── Excerpted records ──

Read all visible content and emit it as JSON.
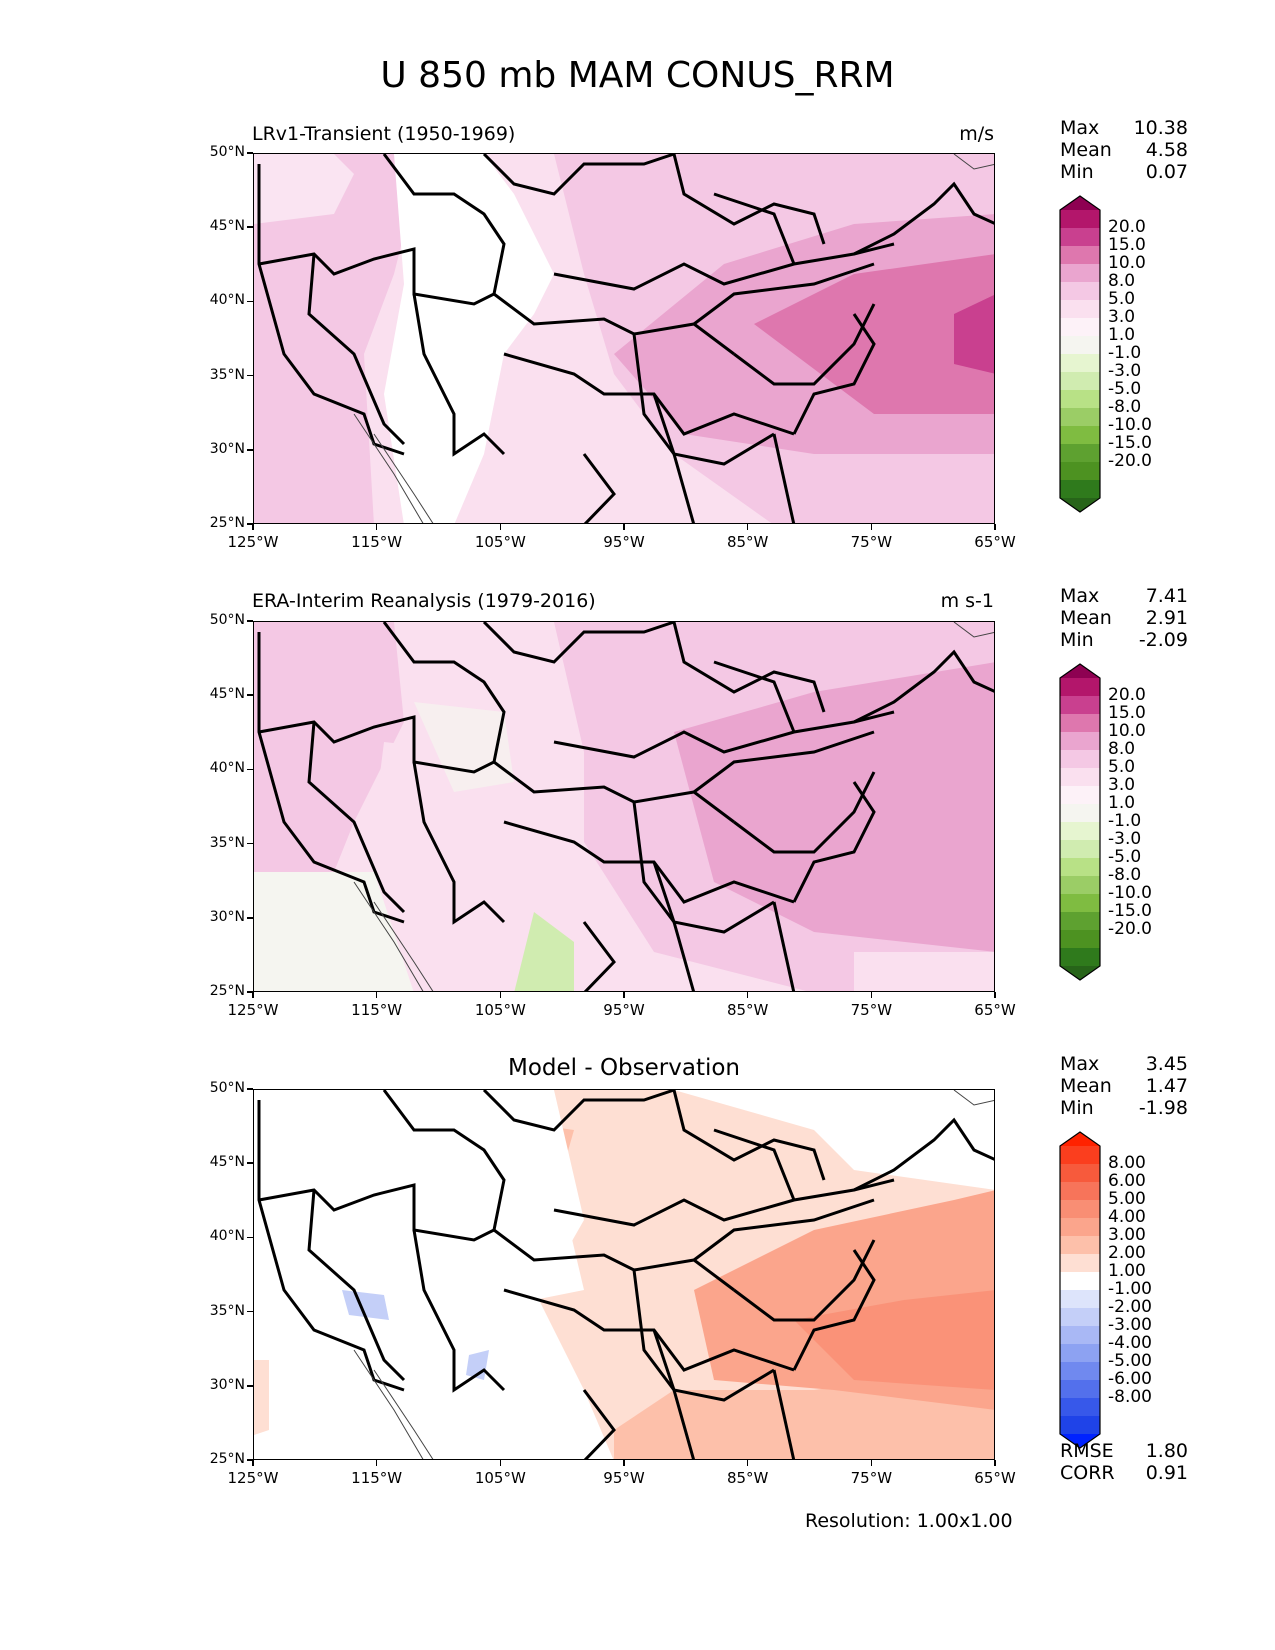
{
  "title": "U 850 mb MAM CONUS_RRM",
  "axes": {
    "lat_labels": [
      "50°N",
      "45°N",
      "40°N",
      "35°N",
      "30°N",
      "25°N"
    ],
    "lon_labels": [
      "125°W",
      "115°W",
      "105°W",
      "95°W",
      "85°W",
      "75°W",
      "65°W"
    ]
  },
  "panels": [
    {
      "left_title": "LRv1-Transient (1950-1969)",
      "right_title": "m/s",
      "stats": {
        "max_label": "Max",
        "max": "10.38",
        "mean_label": "Mean",
        "mean": "4.58",
        "min_label": "Min",
        "min": "0.07"
      },
      "colorbar": {
        "labels": [
          "20.0",
          "15.0",
          "10.0",
          "8.0",
          "5.0",
          "3.0",
          "1.0",
          "-1.0",
          "-3.0",
          "-5.0",
          "-8.0",
          "-10.0",
          "-15.0",
          "-20.0"
        ],
        "colors": [
          "#8e0152",
          "#b3166b",
          "#c9408f",
          "#de77ae",
          "#eaa5cf",
          "#f4c8e4",
          "#fae0ef",
          "#fdf2f8",
          "#f5f5f0",
          "#e6f5d0",
          "#d0ecb0",
          "#b8e186",
          "#9bcd66",
          "#7fbc41",
          "#5ea130",
          "#4d9221",
          "#2f7a1c",
          "#276419"
        ]
      }
    },
    {
      "left_title": "ERA-Interim Reanalysis (1979-2016)",
      "right_title": "m s-1",
      "stats": {
        "max_label": "Max",
        "max": "7.41",
        "mean_label": "Mean",
        "mean": "2.91",
        "min_label": "Min",
        "min": "-2.09"
      },
      "colorbar": {
        "labels": [
          "20.0",
          "15.0",
          "10.0",
          "8.0",
          "5.0",
          "3.0",
          "1.0",
          "-1.0",
          "-3.0",
          "-5.0",
          "-8.0",
          "-10.0",
          "-15.0",
          "-20.0"
        ],
        "colors": [
          "#8e0152",
          "#b3166b",
          "#c9408f",
          "#de77ae",
          "#eaa5cf",
          "#f4c8e4",
          "#fae0ef",
          "#fdf2f8",
          "#f5f5f0",
          "#e6f5d0",
          "#d0ecb0",
          "#b8e186",
          "#9bcd66",
          "#7fbc41",
          "#5ea130",
          "#4d9221",
          "#2f7a1c",
          "#276419"
        ]
      }
    },
    {
      "center_title": "Model - Observation",
      "stats": {
        "max_label": "Max",
        "max": "3.45",
        "mean_label": "Mean",
        "mean": "1.47",
        "min_label": "Min",
        "min": "-1.98"
      },
      "colorbar": {
        "labels": [
          "8.00",
          "6.00",
          "5.00",
          "4.00",
          "3.00",
          "2.00",
          "1.00",
          "-1.00",
          "-2.00",
          "-3.00",
          "-4.00",
          "-5.00",
          "-6.00",
          "-8.00"
        ],
        "colors": [
          "#ff2200",
          "#fb3e1e",
          "#f75a3c",
          "#f7745a",
          "#f98e74",
          "#fba58c",
          "#fdc0aa",
          "#fedfd3",
          "#ffffff",
          "#dde4fb",
          "#c4cff8",
          "#a9b8f5",
          "#8da2f2",
          "#7089ef",
          "#5370ec",
          "#3758ea",
          "#1f43e8",
          "#0022ff"
        ]
      },
      "rmse_label": "RMSE",
      "rmse": "1.80",
      "corr_label": "CORR",
      "corr": "0.91"
    }
  ],
  "resolution": "Resolution: 1.00x1.00"
}
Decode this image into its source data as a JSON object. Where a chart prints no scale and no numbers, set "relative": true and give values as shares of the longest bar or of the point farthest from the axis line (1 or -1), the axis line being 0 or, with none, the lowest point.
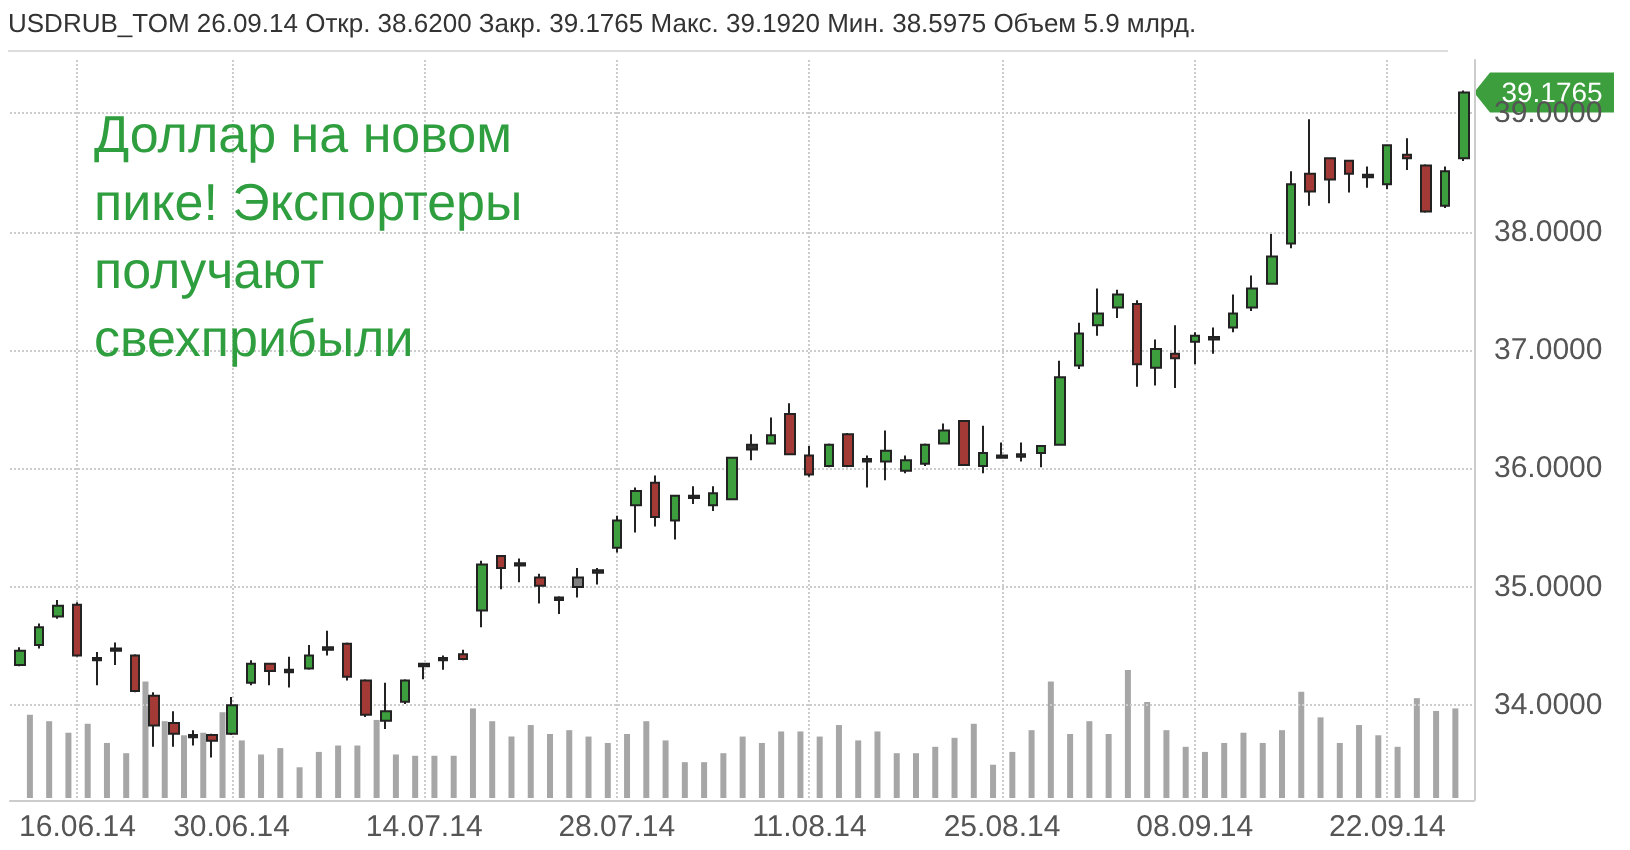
{
  "chart_data": [
    {
      "type": "candlestick",
      "title": "USDRUB_TOM 26.09.14 Откр. 38.6200 Закр. 39.1765 Макс. 39.1920 Мин. 38.5975 Объем 5.9 млрд.",
      "annotations": [
        "Доллар на новом пике! Экспортеры получают свехприбыли",
        "39.1765"
      ],
      "categories": [
        null,
        null,
        null,
        "16.06.14",
        null,
        null,
        null,
        null,
        null,
        null,
        null,
        "30.06.14",
        null,
        null,
        null,
        null,
        null,
        null,
        null,
        null,
        null,
        "14.07.14",
        null,
        null,
        null,
        null,
        null,
        null,
        null,
        null,
        null,
        "28.07.14",
        null,
        null,
        null,
        null,
        null,
        null,
        null,
        null,
        null,
        "11.08.14",
        null,
        null,
        null,
        null,
        null,
        null,
        null,
        null,
        null,
        "25.08.14",
        null,
        null,
        null,
        null,
        null,
        null,
        null,
        null,
        null,
        "08.09.14",
        null,
        null,
        null,
        null,
        null,
        null,
        null,
        null,
        null,
        "22.09.14",
        null,
        null,
        null,
        null
      ],
      "ohlc": [
        [
          34.34,
          34.49,
          34.33,
          34.46
        ],
        [
          34.51,
          34.69,
          34.48,
          34.66
        ],
        [
          34.75,
          34.89,
          34.73,
          34.84
        ],
        [
          34.85,
          34.87,
          34.41,
          34.42
        ],
        [
          34.4,
          34.45,
          34.17,
          34.38
        ],
        [
          34.48,
          34.53,
          34.34,
          34.46
        ],
        [
          34.42,
          34.43,
          34.11,
          34.12
        ],
        [
          34.08,
          34.11,
          33.65,
          33.83
        ],
        [
          33.85,
          33.95,
          33.65,
          33.76
        ],
        [
          33.75,
          33.79,
          33.66,
          33.73
        ],
        [
          33.75,
          33.76,
          33.56,
          33.7
        ],
        [
          33.76,
          34.07,
          33.75,
          34.0
        ],
        [
          34.19,
          34.38,
          34.17,
          34.35
        ],
        [
          34.35,
          34.36,
          34.17,
          34.29
        ],
        [
          34.3,
          34.41,
          34.15,
          34.28
        ],
        [
          34.31,
          34.51,
          34.3,
          34.42
        ],
        [
          34.49,
          34.63,
          34.42,
          34.47
        ],
        [
          34.52,
          34.53,
          34.21,
          34.24
        ],
        [
          34.21,
          34.22,
          33.9,
          33.92
        ],
        [
          33.87,
          34.19,
          33.8,
          33.95
        ],
        [
          34.03,
          34.22,
          34.01,
          34.21
        ],
        [
          34.35,
          34.36,
          34.22,
          34.33
        ],
        [
          34.4,
          34.42,
          34.3,
          34.38
        ],
        [
          34.43,
          34.47,
          34.38,
          34.39
        ],
        [
          34.8,
          35.22,
          34.66,
          35.19
        ],
        [
          35.26,
          35.27,
          34.98,
          35.16
        ],
        [
          35.2,
          35.24,
          35.04,
          35.18
        ],
        [
          35.08,
          35.11,
          34.86,
          35.01
        ],
        [
          34.91,
          34.92,
          34.77,
          34.89
        ],
        [
          35.08,
          35.16,
          34.91,
          35.0
        ],
        [
          35.14,
          35.16,
          35.02,
          35.12
        ],
        [
          35.33,
          35.6,
          35.29,
          35.56
        ],
        [
          35.69,
          35.84,
          35.46,
          35.81
        ],
        [
          35.88,
          35.94,
          35.51,
          35.59
        ],
        [
          35.56,
          35.77,
          35.4,
          35.77
        ],
        [
          35.77,
          35.85,
          35.7,
          35.75
        ],
        [
          35.69,
          35.85,
          35.64,
          35.79
        ],
        [
          35.74,
          36.1,
          35.74,
          36.09
        ],
        [
          36.2,
          36.29,
          36.07,
          36.16
        ],
        [
          36.21,
          36.43,
          36.21,
          36.28
        ],
        [
          36.46,
          36.55,
          36.12,
          36.12
        ],
        [
          36.11,
          36.19,
          35.93,
          35.95
        ],
        [
          36.02,
          36.21,
          36.01,
          36.2
        ],
        [
          36.29,
          36.3,
          36.01,
          36.02
        ],
        [
          36.08,
          36.11,
          35.84,
          36.06
        ],
        [
          36.06,
          36.32,
          35.9,
          36.15
        ],
        [
          35.98,
          36.11,
          35.96,
          36.07
        ],
        [
          36.04,
          36.21,
          36.02,
          36.2
        ],
        [
          36.21,
          36.38,
          36.21,
          36.32
        ],
        [
          36.4,
          36.41,
          36.02,
          36.03
        ],
        [
          36.02,
          36.36,
          35.96,
          36.13
        ],
        [
          36.11,
          36.22,
          36.09,
          36.09
        ],
        [
          36.12,
          36.22,
          36.06,
          36.1
        ],
        [
          36.13,
          36.19,
          36.01,
          36.19
        ],
        [
          36.2,
          36.91,
          36.2,
          36.77
        ],
        [
          36.87,
          37.23,
          36.84,
          37.14
        ],
        [
          37.21,
          37.52,
          37.12,
          37.31
        ],
        [
          37.36,
          37.51,
          37.27,
          37.47
        ],
        [
          37.39,
          37.42,
          36.69,
          36.88
        ],
        [
          36.85,
          37.09,
          36.7,
          37.01
        ],
        [
          36.97,
          37.21,
          36.68,
          36.93
        ],
        [
          37.07,
          37.15,
          36.88,
          37.12
        ],
        [
          37.11,
          37.19,
          36.97,
          37.09
        ],
        [
          37.19,
          37.47,
          37.15,
          37.31
        ],
        [
          37.36,
          37.63,
          37.33,
          37.52
        ],
        [
          37.56,
          37.98,
          37.56,
          37.79
        ],
        [
          37.9,
          38.51,
          37.86,
          38.4
        ],
        [
          38.49,
          38.95,
          38.22,
          38.34
        ],
        [
          38.62,
          38.62,
          38.24,
          38.44
        ],
        [
          38.6,
          38.6,
          38.33,
          38.49
        ],
        [
          38.48,
          38.55,
          38.37,
          38.46
        ],
        [
          38.4,
          38.73,
          38.36,
          38.73
        ],
        [
          38.65,
          38.79,
          38.52,
          38.62
        ],
        [
          38.56,
          38.57,
          38.16,
          38.17
        ],
        [
          38.22,
          38.55,
          38.2,
          38.51
        ],
        [
          38.62,
          39.192,
          38.5975,
          39.1765
        ]
      ],
      "colors": [
        "#3c9e3c",
        "#3c9e3c",
        "#3c9e3c",
        "#a33a35",
        "#333333",
        "#333333",
        "#a33a35",
        "#a33a35",
        "#a33a35",
        "#333333",
        "#a33a35",
        "#3c9e3c",
        "#3c9e3c",
        "#a33a35",
        "#333333",
        "#3c9e3c",
        "#333333",
        "#a33a35",
        "#a33a35",
        "#3c9e3c",
        "#3c9e3c",
        "#333333",
        "#333333",
        "#a33a35",
        "#3c9e3c",
        "#a33a35",
        "#333333",
        "#a33a35",
        "#333333",
        "#808080",
        "#333333",
        "#3c9e3c",
        "#3c9e3c",
        "#a33a35",
        "#3c9e3c",
        "#333333",
        "#3c9e3c",
        "#3c9e3c",
        "#333333",
        "#3c9e3c",
        "#a33a35",
        "#a33a35",
        "#3c9e3c",
        "#a33a35",
        "#333333",
        "#3c9e3c",
        "#3c9e3c",
        "#3c9e3c",
        "#3c9e3c",
        "#a33a35",
        "#3c9e3c",
        "#333333",
        "#333333",
        "#3c9e3c",
        "#3c9e3c",
        "#3c9e3c",
        "#3c9e3c",
        "#3c9e3c",
        "#a33a35",
        "#3c9e3c",
        "#a33a35",
        "#3c9e3c",
        "#333333",
        "#3c9e3c",
        "#3c9e3c",
        "#3c9e3c",
        "#3c9e3c",
        "#a33a35",
        "#a33a35",
        "#a33a35",
        "#333333",
        "#3c9e3c",
        "#a33a35",
        "#a33a35",
        "#3c9e3c",
        "#3c9e3c"
      ],
      "ylim": [
        33.2,
        39.45
      ],
      "yticks": [
        {
          "value": 34,
          "label": "34.0000"
        },
        {
          "value": 35,
          "label": "35.0000"
        },
        {
          "value": 36,
          "label": "36.0000"
        },
        {
          "value": 37,
          "label": "37.0000"
        },
        {
          "value": 38,
          "label": "38.0000"
        },
        {
          "value": 39,
          "label": "39.0000"
        }
      ],
      "grid": true
    },
    {
      "type": "bar",
      "relative": true,
      "color": "#a6a6a6",
      "categories": [
        null,
        null,
        null,
        null,
        null,
        null,
        null,
        null,
        null,
        null,
        null,
        null,
        null,
        null,
        null,
        null,
        null,
        null,
        null,
        null,
        null,
        null,
        null,
        null,
        null,
        null,
        null,
        null,
        null,
        null,
        null,
        null,
        null,
        null,
        null,
        null,
        null,
        null,
        null,
        null,
        null,
        null,
        null,
        null,
        null,
        null,
        null,
        null,
        null,
        null,
        null,
        null,
        null,
        null,
        null,
        null,
        null,
        null,
        null,
        null,
        null,
        null,
        null,
        null,
        null,
        null,
        null,
        null,
        null,
        null,
        null,
        null,
        null,
        null,
        null,
        null
      ],
      "values": [
        null,
        0.65,
        0.6,
        0.51,
        0.58,
        0.43,
        0.35,
        0.91,
        0.6,
        0.49,
        0.51,
        0.67,
        0.45,
        0.34,
        0.39,
        0.24,
        0.36,
        0.41,
        0.41,
        0.61,
        0.34,
        0.33,
        0.33,
        0.33,
        0.7,
        0.6,
        0.48,
        0.57,
        0.5,
        0.53,
        0.48,
        0.43,
        0.5,
        0.6,
        0.45,
        0.28,
        0.28,
        0.35,
        0.48,
        0.43,
        0.52,
        0.52,
        0.48,
        0.57,
        0.45,
        0.52,
        0.35,
        0.35,
        0.4,
        0.47,
        0.58,
        0.26,
        0.36,
        0.53,
        0.91,
        0.5,
        0.6,
        0.5,
        1,
        0.75,
        0.53,
        0.4,
        0.36,
        0.43,
        0.51,
        0.43,
        0.53,
        0.83,
        0.63,
        0.43,
        0.57,
        0.49,
        0.4,
        0.78,
        0.68,
        0.7
      ]
    }
  ]
}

───

Extract, from the material above, each line holding the word "JSON".

Read all visible content and emit it as JSON.
Decode this image into its source data as a JSON object. Where a chart prints no scale and no numbers, set "relative": true and give values as shares of the longest bar or of the point farthest from the axis line (1 or -1), the axis line being 0 or, with none, the lowest point.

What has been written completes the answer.